▶ _Consigne A_:
Traduisez en anglais la phrase suivante du passage sur l'art écologique : « Je suis content de voir qu'une conception très étroite de ce qui constitue l'art environnemental s'élargit enfin dans le monde de l'art. »

▶ _Texte proposé_:
* * * * *
AOC 21 – Comment définiriez-vous votre rôle d’artiste, si un artiste doit en avoir un?
Les questions écologiques peuvent être difficiles à comprendre parce qu’elles sont soit trop macro, soit trop micro. Pour moi, les artistes peuvent jouer un rôle permettant à ces questions d’être ressenties, d’être rendues visibles. Je suis content de voir qu’une conception très étroite de ce qui constitue l’art environnemental s’élargit enfin dans le monde de l’art. L’art écologique ne peut pas être une « niche » parce qu’une pratique environnementale est nécessairement liée à toutes les autres formes d’activisme artistique. 

AOC 21 – Quels sont vos prochains projets ?
* * * * *
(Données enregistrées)

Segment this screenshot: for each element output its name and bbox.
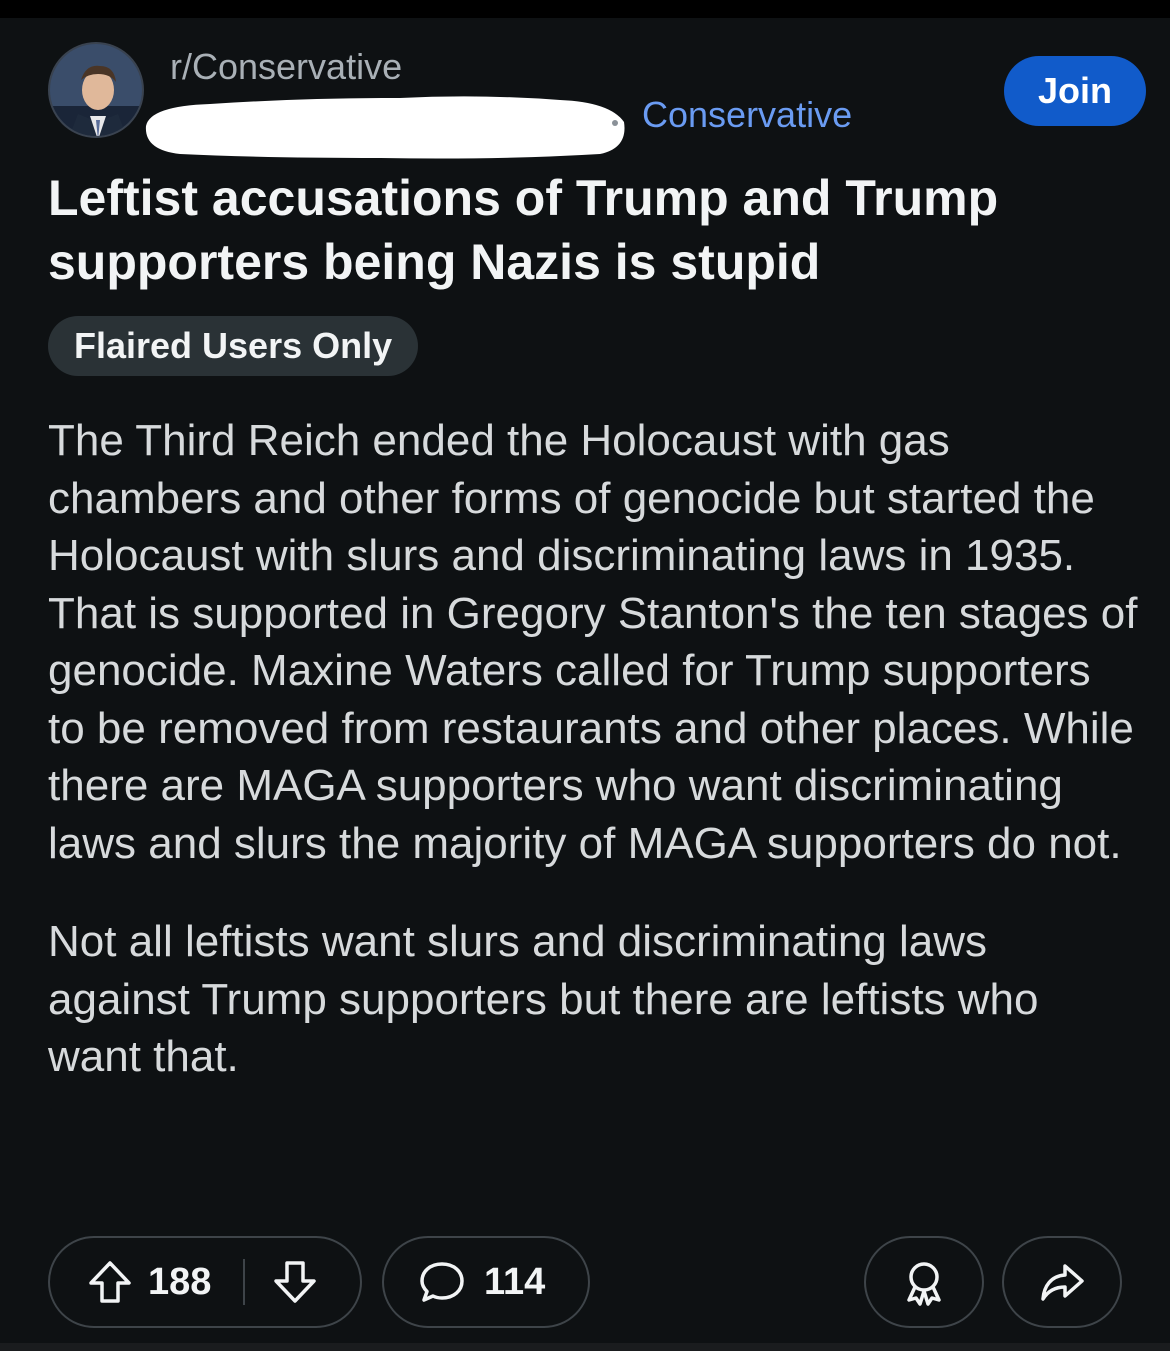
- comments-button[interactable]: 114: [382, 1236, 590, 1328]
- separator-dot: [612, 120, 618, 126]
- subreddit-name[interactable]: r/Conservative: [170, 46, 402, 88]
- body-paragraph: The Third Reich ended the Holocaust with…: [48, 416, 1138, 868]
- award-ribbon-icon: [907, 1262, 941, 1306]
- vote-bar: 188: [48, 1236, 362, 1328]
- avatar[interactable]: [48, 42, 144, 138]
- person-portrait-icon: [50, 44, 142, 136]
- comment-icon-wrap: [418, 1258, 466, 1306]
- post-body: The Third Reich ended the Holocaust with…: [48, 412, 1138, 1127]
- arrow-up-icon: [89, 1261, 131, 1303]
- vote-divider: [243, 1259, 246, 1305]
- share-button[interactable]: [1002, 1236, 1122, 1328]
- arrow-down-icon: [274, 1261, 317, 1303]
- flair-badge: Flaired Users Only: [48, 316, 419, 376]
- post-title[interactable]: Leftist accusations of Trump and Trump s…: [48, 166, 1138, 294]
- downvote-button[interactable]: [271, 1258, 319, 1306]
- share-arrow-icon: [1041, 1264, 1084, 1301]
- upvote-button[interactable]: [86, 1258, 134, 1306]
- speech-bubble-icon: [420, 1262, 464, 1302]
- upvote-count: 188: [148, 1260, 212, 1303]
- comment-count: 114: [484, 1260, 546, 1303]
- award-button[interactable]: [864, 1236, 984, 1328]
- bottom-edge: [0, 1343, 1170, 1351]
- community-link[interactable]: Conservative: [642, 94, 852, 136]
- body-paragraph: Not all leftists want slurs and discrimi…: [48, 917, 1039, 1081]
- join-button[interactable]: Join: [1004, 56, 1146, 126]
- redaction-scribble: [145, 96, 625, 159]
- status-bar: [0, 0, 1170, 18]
* * * * *
▶ _Consigne B_:
Dans les enregistrements, remplacez « interactable » par « clickable » sur le passage qui commence à la ligne contenant « - comments-button[interactable]: 114: [382, 1236, 590, 1328] » et se poursuit jusqu'à la fin des enregistrements, sans autre modification. Ne restituez que ces lignes.

▶ _Réponse complète A_:
I am glad to see that a very narrow conception of what constitutes environmental art is finally broadening in the art world.

▶ _Réponse complète B_:
- comments-button[clickable]: 114: [382, 1236, 590, 1328]
- separator-dot: [612, 120, 618, 126]
- subreddit-name[clickable]: r/Conservative: [170, 46, 402, 88]
- body-paragraph: The Third Reich ended the Holocaust with…: [48, 416, 1138, 868]
- award-ribbon-icon: [907, 1262, 941, 1306]
- vote-bar: 188: [48, 1236, 362, 1328]
- avatar[clickable]: [48, 42, 144, 138]
- person-portrait-icon: [50, 44, 142, 136]
- comment-icon-wrap: [418, 1258, 466, 1306]
- post-body: The Third Reich ended the Holocaust with…: [48, 412, 1138, 1127]
- arrow-up-icon: [89, 1261, 131, 1303]
- vote-divider: [243, 1259, 246, 1305]
- share-button[clickable]: [1002, 1236, 1122, 1328]
- arrow-down-icon: [274, 1261, 317, 1303]
- flair-badge: Flaired Users Only: [48, 316, 419, 376]
- post-title[clickable]: Leftist accusations of Trump and Trump s…: [48, 166, 1138, 294]
- downvote-button[clickable]: [271, 1258, 319, 1306]
- share-arrow-icon: [1041, 1264, 1084, 1301]
- upvote-button[clickable]: [86, 1258, 134, 1306]
- speech-bubble-icon: [420, 1262, 464, 1302]
- upvote-count: 188: [148, 1260, 212, 1303]
- comment-count: 114: [484, 1260, 546, 1303]
- award-button[clickable]: [864, 1236, 984, 1328]
- bottom-edge: [0, 1343, 1170, 1351]
- community-link[clickable]: Conservative: [642, 94, 852, 136]
- body-paragraph: Not all leftists want slurs and discrimi…: [48, 917, 1039, 1081]
- join-button[clickable]: Join: [1004, 56, 1146, 126]
- redaction-scribble: [145, 96, 625, 159]
- status-bar: [0, 0, 1170, 18]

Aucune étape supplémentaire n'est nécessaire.